__REQUIRED TASK__: Find and copy lines holding "Registry".

◆ ◆ ◆ ◆ ◆ ◆ ◆

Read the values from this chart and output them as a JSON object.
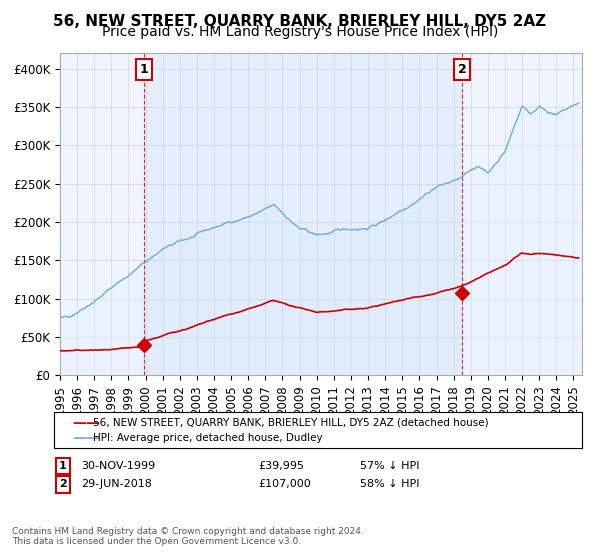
{
  "title": "56, NEW STREET, QUARRY BANK, BRIERLEY HILL, DY5 2AZ",
  "subtitle": "Price paid vs. HM Land Registry's House Price Index (HPI)",
  "xlabel": "",
  "ylabel": "",
  "ylim": [
    0,
    420000
  ],
  "yticks": [
    0,
    50000,
    100000,
    150000,
    200000,
    250000,
    300000,
    350000,
    400000
  ],
  "ytick_labels": [
    "£0",
    "£50K",
    "£100K",
    "£150K",
    "£200K",
    "£250K",
    "£300K",
    "£350K",
    "£400K"
  ],
  "hpi_color": "#6baed6",
  "hpi_fill_color": "#ddeeff",
  "price_color": "#cc0000",
  "marker_color": "#cc0000",
  "vline_color": "#cc0000",
  "annotation_box_color": "#cc0000",
  "grid_color": "#cccccc",
  "bg_color": "#ffffff",
  "plot_bg_color": "#f0f4ff",
  "legend_label_price": "56, NEW STREET, QUARRY BANK, BRIERLEY HILL, DY5 2AZ (detached house)",
  "legend_label_hpi": "HPI: Average price, detached house, Dudley",
  "sale1_date": "30-NOV-1999",
  "sale1_price": 39995,
  "sale1_label": "1",
  "sale1_x": 1999.917,
  "sale2_date": "29-JUN-2018",
  "sale2_price": 107000,
  "sale2_label": "2",
  "sale2_x": 2018.5,
  "footnote": "Contains HM Land Registry data © Crown copyright and database right 2024.\nThis data is licensed under the Open Government Licence v3.0.",
  "title_fontsize": 11,
  "subtitle_fontsize": 10,
  "tick_fontsize": 8.5
}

◆ ◆ ◆ ◆ ◆ ◆ ◆

__EXERCISE RESULT__:
  "subtitle": "Price paid vs. HM Land Registry's House Price Index (HPI)",
  "footnote": "Contains HM Land Registry data © Crown copyright and database right 2024.\nThis data is licensed under the Open Government Licence v3.0.",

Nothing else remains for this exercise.